* start Exercise materials *

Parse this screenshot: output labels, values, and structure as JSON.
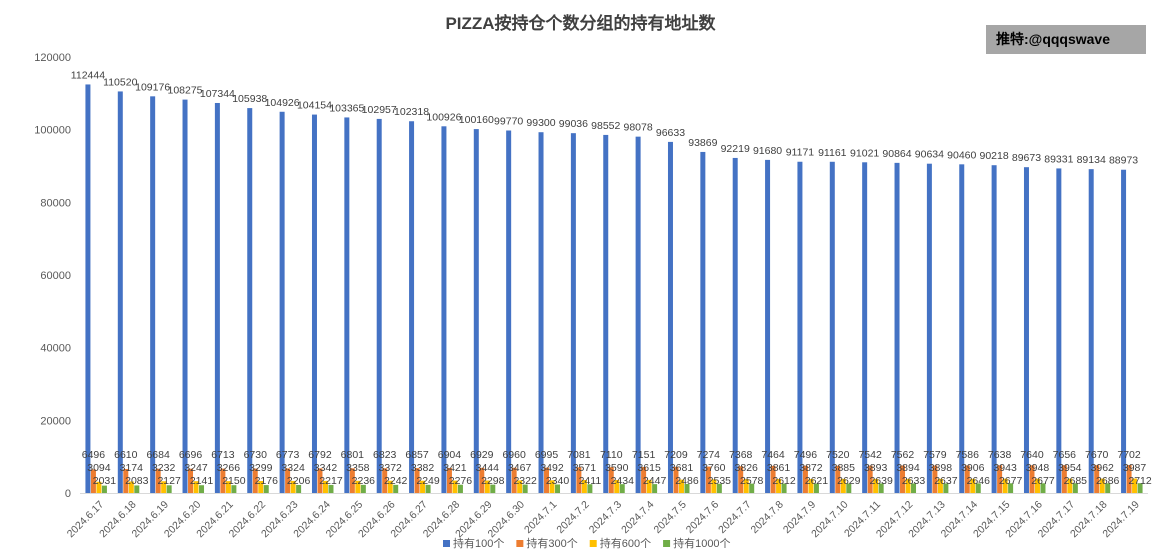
{
  "title": "PIZZA按持仓个数分组的持有地址数",
  "watermark": "推特:@qqqswave",
  "chart_data": {
    "type": "bar",
    "title": "PIZZA按持仓个数分组的持有地址数",
    "ylim": [
      0,
      120000
    ],
    "yticks": [
      0,
      20000,
      40000,
      60000,
      80000,
      100000,
      120000
    ],
    "grid": false,
    "legend_position": "bottom",
    "categories": [
      "2024.6.17",
      "2024.6.18",
      "2024.6.19",
      "2024.6.20",
      "2024.6.21",
      "2024.6.22",
      "2024.6.23",
      "2024.6.24",
      "2024.6.25",
      "2024.6.26",
      "2024.6.27",
      "2024.6.28",
      "2024.6.29",
      "2024.6.30",
      "2024.7.1",
      "2024.7.2",
      "2024.7.3",
      "2024.7.4",
      "2024.7.5",
      "2024.7.6",
      "2024.7.7",
      "2024.7.8",
      "2024.7.9",
      "2024.7.10",
      "2024.7.11",
      "2024.7.12",
      "2024.7.13",
      "2024.7.14",
      "2024.7.15",
      "2024.7.16",
      "2024.7.17",
      "2024.7.18",
      "2024.7.19"
    ],
    "series": [
      {
        "name": "持有100个",
        "color": "#4472c4",
        "values": [
          112444,
          110520,
          109176,
          108275,
          107344,
          105938,
          104926,
          104154,
          103365,
          102957,
          102318,
          100926,
          100160,
          99770,
          99300,
          99036,
          98552,
          98078,
          96633,
          93869,
          92219,
          91680,
          91171,
          91161,
          91021,
          90864,
          90634,
          90460,
          90218,
          89673,
          89331,
          89134,
          88973
        ]
      },
      {
        "name": "持有300个",
        "color": "#ed7d31",
        "values": [
          6496,
          6610,
          6684,
          6696,
          6713,
          6730,
          6773,
          6792,
          6801,
          6823,
          6857,
          6904,
          6929,
          6960,
          6995,
          7081,
          7110,
          7151,
          7209,
          7274,
          7368,
          7464,
          7496,
          7520,
          7542,
          7562,
          7579,
          7586,
          7638,
          7640,
          7656,
          7670,
          7702
        ]
      },
      {
        "name": "持有600个",
        "color": "#ffc000",
        "values": [
          3094,
          3174,
          3232,
          3247,
          3266,
          3299,
          3324,
          3342,
          3358,
          3372,
          3382,
          3421,
          3444,
          3467,
          3492,
          3571,
          3590,
          3615,
          3681,
          3760,
          3826,
          3861,
          3872,
          3885,
          3893,
          3894,
          3898,
          3906,
          3943,
          3948,
          3954,
          3962,
          3987
        ]
      },
      {
        "name": "持有1000个",
        "color": "#70ad47",
        "values": [
          2031,
          2083,
          2127,
          2141,
          2150,
          2176,
          2206,
          2217,
          2236,
          2242,
          2249,
          2276,
          2298,
          2322,
          2340,
          2411,
          2434,
          2447,
          2486,
          2535,
          2578,
          2612,
          2621,
          2629,
          2639,
          2633,
          2637,
          2646,
          2677,
          2677,
          2685,
          2686,
          2712
        ]
      }
    ]
  }
}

* end Exercise materials *

→ Task details: Where a line of the material above holds the string "color", copy that line.

→ Output:
        "color": "#4472c4",
        "color": "#ed7d31",
        "color": "#ffc000",
        "color": "#70ad47",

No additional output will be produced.